> **What you are asked to do**: Leave out the pictures and return every entry exactly as it appears.

> **Excerpts from a figure dataset**:

▶

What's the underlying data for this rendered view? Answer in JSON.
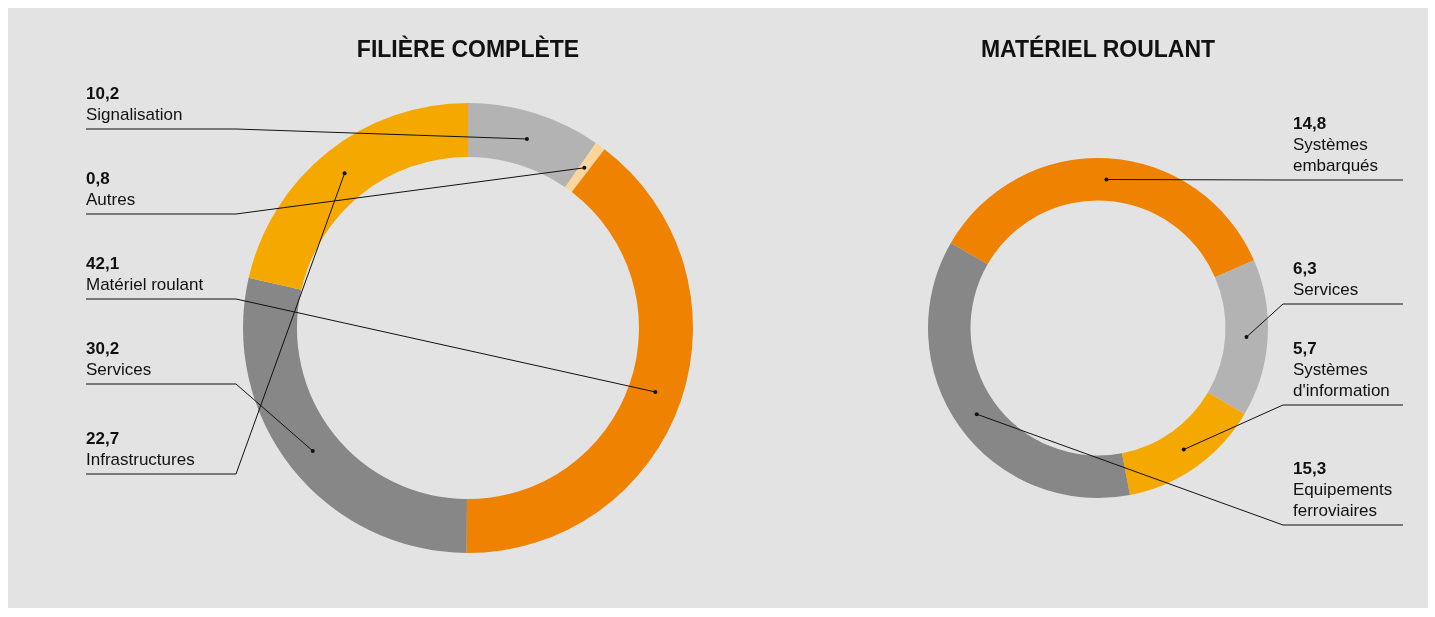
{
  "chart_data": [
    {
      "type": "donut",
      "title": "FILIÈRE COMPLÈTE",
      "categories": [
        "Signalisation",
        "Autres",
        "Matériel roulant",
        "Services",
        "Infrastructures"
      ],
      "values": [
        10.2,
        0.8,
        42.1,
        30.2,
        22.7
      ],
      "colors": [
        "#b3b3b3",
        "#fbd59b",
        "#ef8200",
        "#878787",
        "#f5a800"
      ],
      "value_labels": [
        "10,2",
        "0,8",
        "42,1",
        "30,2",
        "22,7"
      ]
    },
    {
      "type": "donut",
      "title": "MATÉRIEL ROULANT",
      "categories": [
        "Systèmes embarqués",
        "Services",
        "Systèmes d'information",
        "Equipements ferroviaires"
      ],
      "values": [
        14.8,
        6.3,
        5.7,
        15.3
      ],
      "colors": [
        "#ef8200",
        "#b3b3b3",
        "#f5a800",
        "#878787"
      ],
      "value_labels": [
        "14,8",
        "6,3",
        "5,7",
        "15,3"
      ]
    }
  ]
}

◀

> **Written solution**:
What's the underlying data for this rendered view? Answer in JSON.
{
  "chart_data": [
    {
      "type": "donut",
      "title": "FILIÈRE COMPLÈTE",
      "categories": [
        "Signalisation",
        "Autres",
        "Matériel roulant",
        "Services",
        "Infrastructures"
      ],
      "values": [
        10.2,
        0.8,
        42.1,
        30.2,
        22.7
      ],
      "colors": [
        "#b3b3b3",
        "#fbd59b",
        "#ef8200",
        "#878787",
        "#f5a800"
      ],
      "value_labels": [
        "10,2",
        "0,8",
        "42,1",
        "30,2",
        "22,7"
      ]
    },
    {
      "type": "donut",
      "title": "MATÉRIEL ROULANT",
      "categories": [
        "Systèmes embarqués",
        "Services",
        "Systèmes d'information",
        "Equipements ferroviaires"
      ],
      "values": [
        14.8,
        6.3,
        5.7,
        15.3
      ],
      "colors": [
        "#ef8200",
        "#b3b3b3",
        "#f5a800",
        "#878787"
      ],
      "value_labels": [
        "14,8",
        "6,3",
        "5,7",
        "15,3"
      ]
    }
  ]
}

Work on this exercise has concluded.